►

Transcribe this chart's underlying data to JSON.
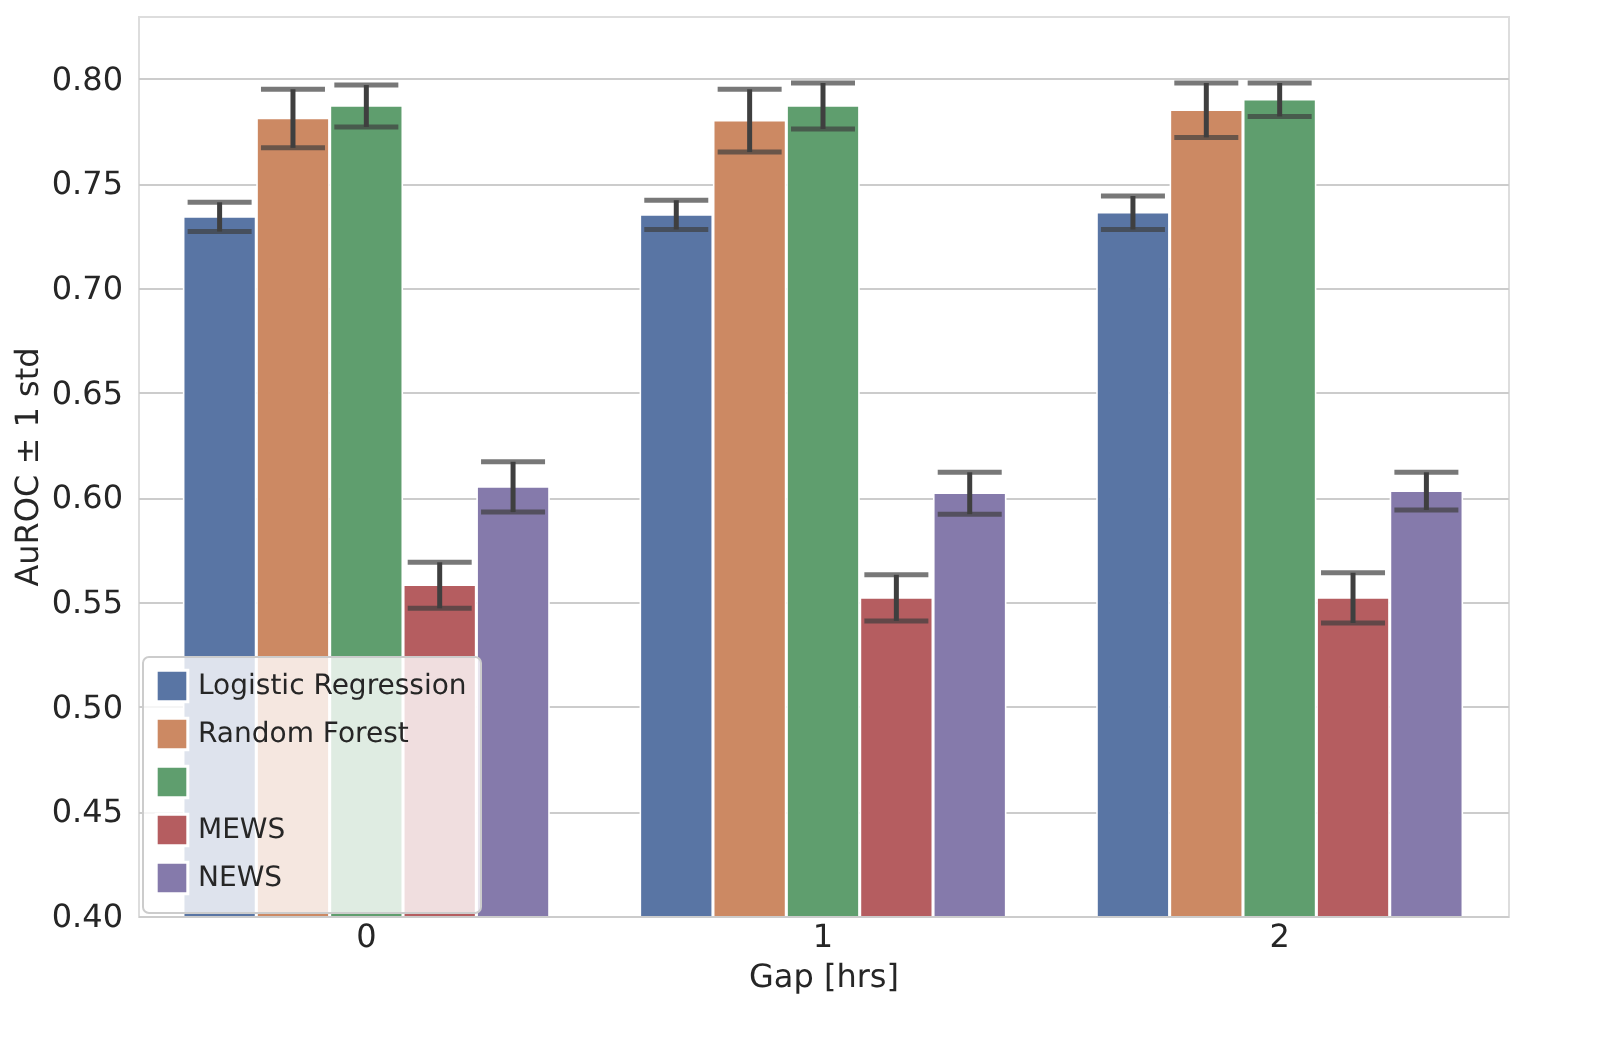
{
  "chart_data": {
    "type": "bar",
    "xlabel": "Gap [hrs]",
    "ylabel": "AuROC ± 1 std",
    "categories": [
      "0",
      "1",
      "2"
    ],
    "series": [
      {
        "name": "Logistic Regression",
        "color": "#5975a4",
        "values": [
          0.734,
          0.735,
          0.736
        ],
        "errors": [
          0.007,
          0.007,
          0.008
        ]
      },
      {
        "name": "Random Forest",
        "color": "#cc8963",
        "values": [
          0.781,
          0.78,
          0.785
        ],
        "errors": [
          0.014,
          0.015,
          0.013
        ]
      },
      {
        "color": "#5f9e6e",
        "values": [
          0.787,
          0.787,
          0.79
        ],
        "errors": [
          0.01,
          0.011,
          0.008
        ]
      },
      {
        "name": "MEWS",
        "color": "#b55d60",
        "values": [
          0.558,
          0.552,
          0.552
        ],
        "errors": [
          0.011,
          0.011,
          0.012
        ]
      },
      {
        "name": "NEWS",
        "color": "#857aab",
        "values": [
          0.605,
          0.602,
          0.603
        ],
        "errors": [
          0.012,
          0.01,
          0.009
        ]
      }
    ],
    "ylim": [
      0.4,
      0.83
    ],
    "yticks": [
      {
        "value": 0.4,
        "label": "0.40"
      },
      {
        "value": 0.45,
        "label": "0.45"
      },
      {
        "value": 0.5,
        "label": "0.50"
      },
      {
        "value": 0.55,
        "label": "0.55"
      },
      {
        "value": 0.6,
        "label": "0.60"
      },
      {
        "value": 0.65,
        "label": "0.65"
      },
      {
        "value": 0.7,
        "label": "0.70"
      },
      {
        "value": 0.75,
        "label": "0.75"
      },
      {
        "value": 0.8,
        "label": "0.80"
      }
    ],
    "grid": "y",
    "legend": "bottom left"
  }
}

◄
►

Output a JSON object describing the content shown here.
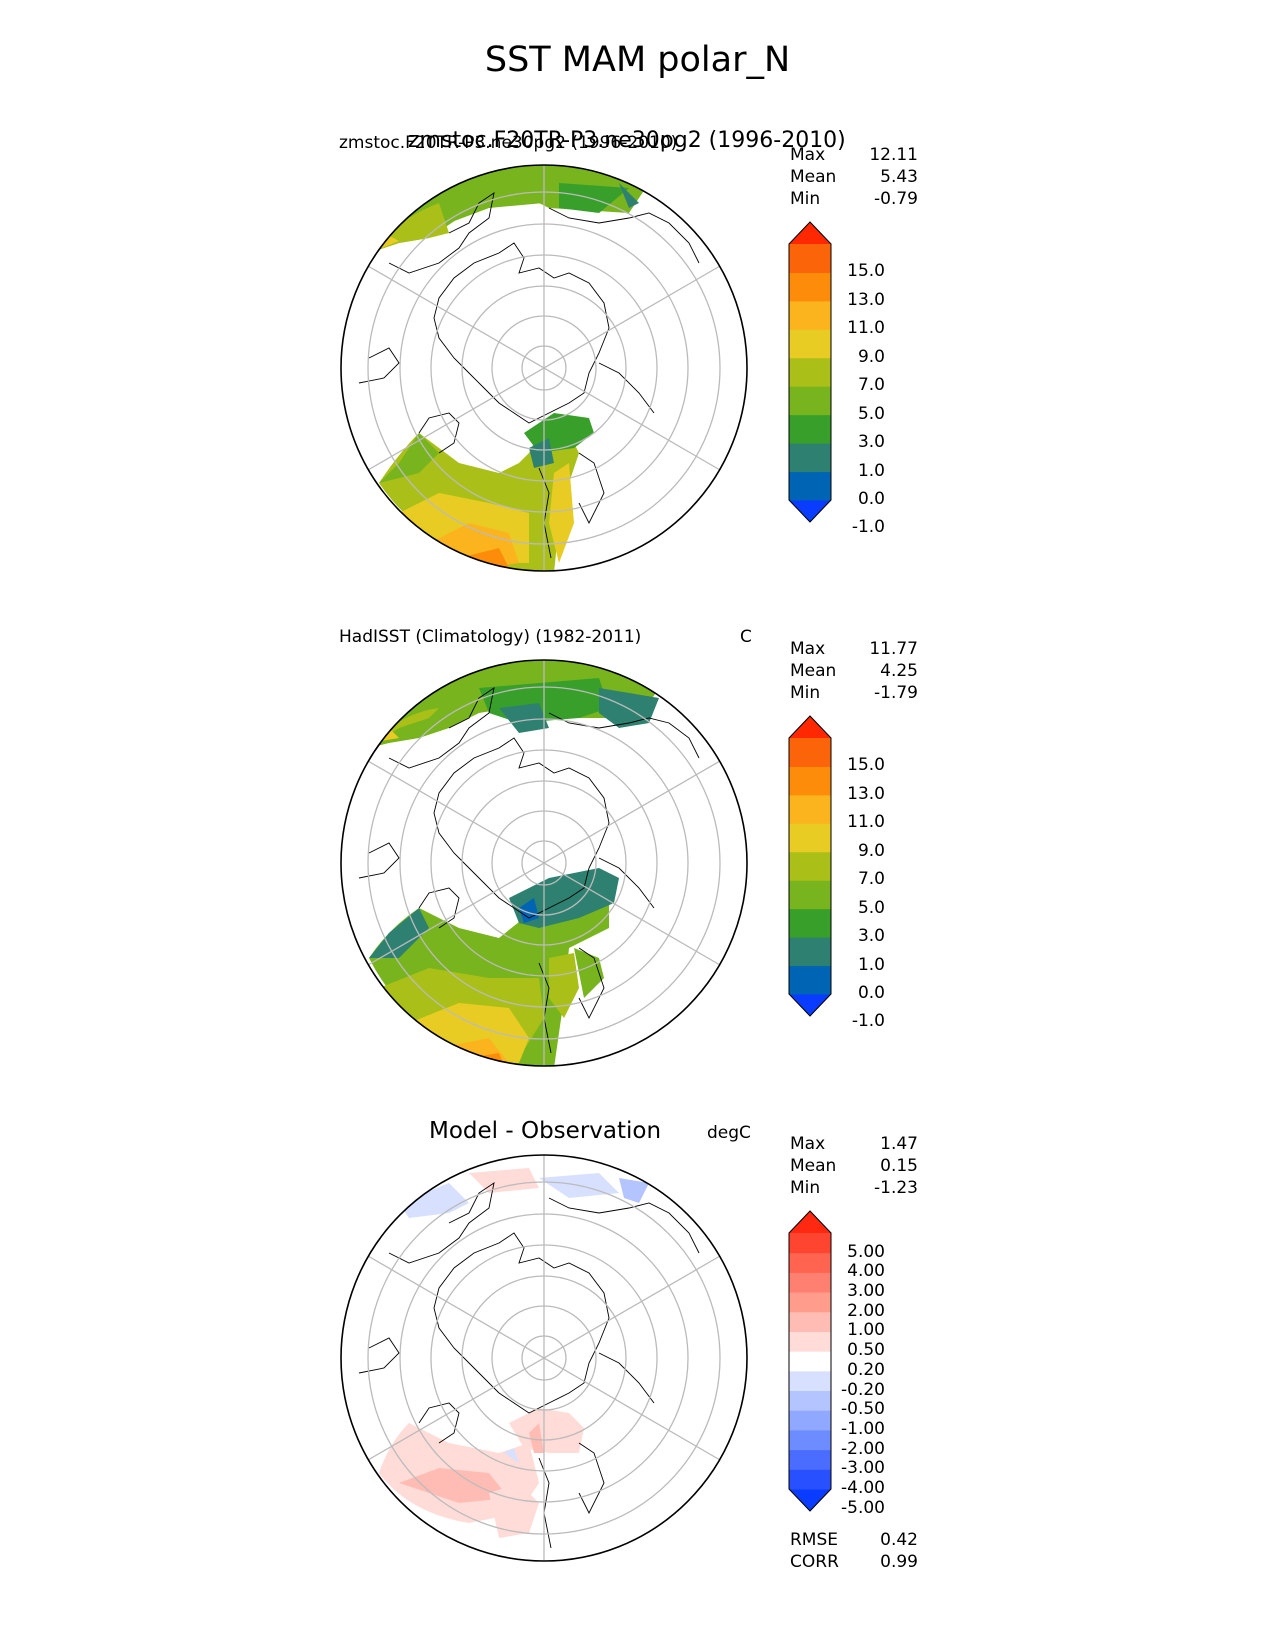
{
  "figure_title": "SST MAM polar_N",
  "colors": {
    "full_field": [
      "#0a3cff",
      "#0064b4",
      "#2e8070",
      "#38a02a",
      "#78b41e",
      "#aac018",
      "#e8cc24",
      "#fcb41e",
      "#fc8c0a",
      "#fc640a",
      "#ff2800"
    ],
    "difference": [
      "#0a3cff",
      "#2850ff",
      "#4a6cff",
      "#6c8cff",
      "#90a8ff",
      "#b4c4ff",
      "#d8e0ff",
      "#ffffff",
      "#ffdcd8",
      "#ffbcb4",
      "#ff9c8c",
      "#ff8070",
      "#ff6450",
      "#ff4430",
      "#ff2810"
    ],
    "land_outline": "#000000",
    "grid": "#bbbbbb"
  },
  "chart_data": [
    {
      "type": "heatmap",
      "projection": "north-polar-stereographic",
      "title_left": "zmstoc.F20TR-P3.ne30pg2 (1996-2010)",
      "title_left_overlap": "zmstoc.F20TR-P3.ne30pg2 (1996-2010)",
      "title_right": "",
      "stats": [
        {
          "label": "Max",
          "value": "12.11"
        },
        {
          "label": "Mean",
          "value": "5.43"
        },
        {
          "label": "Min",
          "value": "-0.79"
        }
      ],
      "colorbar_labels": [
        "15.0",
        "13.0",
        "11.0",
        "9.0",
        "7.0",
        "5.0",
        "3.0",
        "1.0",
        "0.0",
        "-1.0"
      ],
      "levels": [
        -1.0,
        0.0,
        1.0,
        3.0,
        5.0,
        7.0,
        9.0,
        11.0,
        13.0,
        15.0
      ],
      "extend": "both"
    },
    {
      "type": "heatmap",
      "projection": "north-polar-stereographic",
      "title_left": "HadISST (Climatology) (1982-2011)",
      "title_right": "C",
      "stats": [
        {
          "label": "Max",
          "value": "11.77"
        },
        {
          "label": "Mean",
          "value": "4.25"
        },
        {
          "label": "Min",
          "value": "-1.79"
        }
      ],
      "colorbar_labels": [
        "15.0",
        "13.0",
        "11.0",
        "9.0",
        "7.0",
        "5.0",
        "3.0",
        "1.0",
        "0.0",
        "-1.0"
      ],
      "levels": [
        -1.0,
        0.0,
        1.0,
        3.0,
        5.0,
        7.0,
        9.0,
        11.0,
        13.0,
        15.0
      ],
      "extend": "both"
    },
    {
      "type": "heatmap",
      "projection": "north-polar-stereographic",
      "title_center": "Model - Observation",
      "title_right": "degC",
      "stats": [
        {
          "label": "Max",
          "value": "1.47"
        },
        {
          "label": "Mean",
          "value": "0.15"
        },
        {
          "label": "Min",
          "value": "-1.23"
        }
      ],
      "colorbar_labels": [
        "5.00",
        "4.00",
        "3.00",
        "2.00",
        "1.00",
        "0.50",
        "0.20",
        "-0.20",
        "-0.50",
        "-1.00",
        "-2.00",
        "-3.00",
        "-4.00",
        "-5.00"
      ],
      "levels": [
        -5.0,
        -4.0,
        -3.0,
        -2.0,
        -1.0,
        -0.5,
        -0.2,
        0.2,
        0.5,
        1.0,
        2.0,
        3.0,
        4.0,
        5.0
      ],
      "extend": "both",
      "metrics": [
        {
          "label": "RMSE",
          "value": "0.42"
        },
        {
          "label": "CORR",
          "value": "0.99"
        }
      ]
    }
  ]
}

◄

▸ WRITTEN REQUEST:
Report how many lines of the listing hold the word "zmstoc", with nothing but the number.

▸ FINAL RESULT:
2